• [演習課題]:
a: マタイによる福音書第24章の本文のうち、「マタイによる福音書第24章です。」から「産みの苦しみの始まりである。」までを正確に書き写してください。
b: マタイによる福音書第24章の本文に基づき、次の問いにお答えください。
(i) ファリサイ派と律法学者たちを非難し終えたイエスは、弟子たちを連れてどこから出て行きましたか。
(ii) エルサレムをあとにしたイエスは、どこに坐っていましたか。
(iii) 不法がはびこることによって、多くの人の何が冷えるとされていますか。

• [読解本文]:
-=-=-=-=-
第1870日目 〈マタイによる福音書第24章:〈神殿の崩壊を予告する〉、〈目を覚ましていなさい〉他with先にド氏を読んじゃいます。〉 [マタイによる福音書]

 マタイによる福音書第24章です。

 マタ24:1-2〈神殿の崩壊を予告する〉
 ファリサイ派と律法学者たちを非難し終えたイエスは、弟子たちを連れて神殿の境内から出て行った。そうして弟子たちに、神殿を指差して、「一つの石もここで崩されずに他の石の上に残ることはない」(マタ24:2)といった。

 マタ24:3-14〈終末の徴〉
 エルサレムをあとにしたイエスがオリーブ山に坐っていると、弟子たちが来て、終末はいつ訪れるのですか、人の子が来る(再臨する)徴はどのようなものですか、世が終わるときにはどんな徴が現れますか、と訊いた。
 誰にも──偽メシアにも偽預言者にもだまされないようにしなさい。イエスはそういった。かりに戦争が始まっても慌てたり、騒いだりしてはならない。それは世の終わりではないのだから。続けて、イエスは弟子たちへ斯く語りき、──
 「民は民に、国は国に敵対して立ち上がり、方々に飢饉や地震が起こる。しかし、これらはすべて産みの苦しみの始まりである。
 そのとき、あなたがたは苦しみを受け、殺される。また、わたしの名のために、あなたがたはあらゆる民に憎まれる。
 そのとき、多くの人がつまずき、互いに裏切り、憎み合うようになる。偽預言者も大勢現れ、多くの人を惑わす。不法がはびこるので、多くの人の愛が冷える。
-=-=-=-=-
• [記載項目]:
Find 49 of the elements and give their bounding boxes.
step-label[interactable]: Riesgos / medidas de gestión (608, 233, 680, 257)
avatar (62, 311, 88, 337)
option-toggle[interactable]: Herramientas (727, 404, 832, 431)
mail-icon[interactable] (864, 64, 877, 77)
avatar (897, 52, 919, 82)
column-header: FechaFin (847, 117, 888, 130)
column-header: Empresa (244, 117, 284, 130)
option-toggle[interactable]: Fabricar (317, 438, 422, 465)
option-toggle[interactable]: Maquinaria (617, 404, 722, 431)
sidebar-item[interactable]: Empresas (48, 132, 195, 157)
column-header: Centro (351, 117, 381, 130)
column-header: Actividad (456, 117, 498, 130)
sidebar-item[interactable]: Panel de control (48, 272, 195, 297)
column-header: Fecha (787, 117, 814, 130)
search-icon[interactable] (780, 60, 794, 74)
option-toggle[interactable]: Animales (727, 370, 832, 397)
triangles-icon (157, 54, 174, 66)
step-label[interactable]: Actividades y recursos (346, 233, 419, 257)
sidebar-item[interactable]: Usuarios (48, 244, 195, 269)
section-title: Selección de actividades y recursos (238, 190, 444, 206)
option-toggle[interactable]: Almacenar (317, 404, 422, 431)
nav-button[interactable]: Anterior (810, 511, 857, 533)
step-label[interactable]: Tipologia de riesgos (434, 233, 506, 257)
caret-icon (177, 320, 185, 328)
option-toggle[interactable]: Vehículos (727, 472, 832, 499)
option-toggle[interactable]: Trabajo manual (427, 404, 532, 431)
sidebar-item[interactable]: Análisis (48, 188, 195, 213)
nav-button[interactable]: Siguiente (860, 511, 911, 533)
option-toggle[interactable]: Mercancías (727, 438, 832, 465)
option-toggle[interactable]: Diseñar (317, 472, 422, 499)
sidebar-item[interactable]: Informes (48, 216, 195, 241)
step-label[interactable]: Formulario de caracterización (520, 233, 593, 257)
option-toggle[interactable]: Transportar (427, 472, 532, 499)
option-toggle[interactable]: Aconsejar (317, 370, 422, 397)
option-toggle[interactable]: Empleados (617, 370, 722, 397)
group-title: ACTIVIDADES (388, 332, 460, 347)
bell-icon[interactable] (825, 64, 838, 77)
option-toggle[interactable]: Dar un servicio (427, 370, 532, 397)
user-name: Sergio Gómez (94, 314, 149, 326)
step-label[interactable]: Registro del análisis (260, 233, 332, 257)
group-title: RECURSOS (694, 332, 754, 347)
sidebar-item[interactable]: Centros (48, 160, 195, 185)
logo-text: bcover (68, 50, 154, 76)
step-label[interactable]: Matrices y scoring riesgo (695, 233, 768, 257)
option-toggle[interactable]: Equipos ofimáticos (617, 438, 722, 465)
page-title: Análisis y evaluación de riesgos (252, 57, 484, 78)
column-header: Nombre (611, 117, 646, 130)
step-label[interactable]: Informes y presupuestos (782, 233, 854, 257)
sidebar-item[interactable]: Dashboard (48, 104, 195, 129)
-=-=-=-=-
• [想定解答]:
a:
マタイによる福音書第24章です。

 マタ24:1-2〈神殿の崩壊を予告する〉
 ファリサイ派と律法学者たちを非難し終えたイエスは、弟子たちを連れて神殿の境内から出て行った。そうして弟子たちに、神殿を指差して、「一つの石もここで崩されずに他の石の上に残ることはない」(マタ24:2)といった。

 マタ24:3-14〈終末の徴〉
 エルサレムをあとにしたイエスがオリーブ山に坐っていると、弟子たちが来て、終末はいつ訪れるのですか、人の子が来る(再臨する)徴はどのようなものですか、世が終わるときにはどんな徴が現れますか、と訊いた。
 誰にも──偽メシアにも偽預言者にもだまされないようにしなさい。イエスはそういった。かりに戦争が始まっても慌てたり、騒いだりしてはならない。それは世の終わりではないのだから。続けて、イエスは弟子たちへ斯く語りき、──
 「民は民に、国は国に敵対して立ち上がり、方々に飢饉や地震が起こる。しかし、これらはすべて産みの苦しみの始まりである。

b:
(i) 神殿の境内
(ii) オリーブ山
(iii) 愛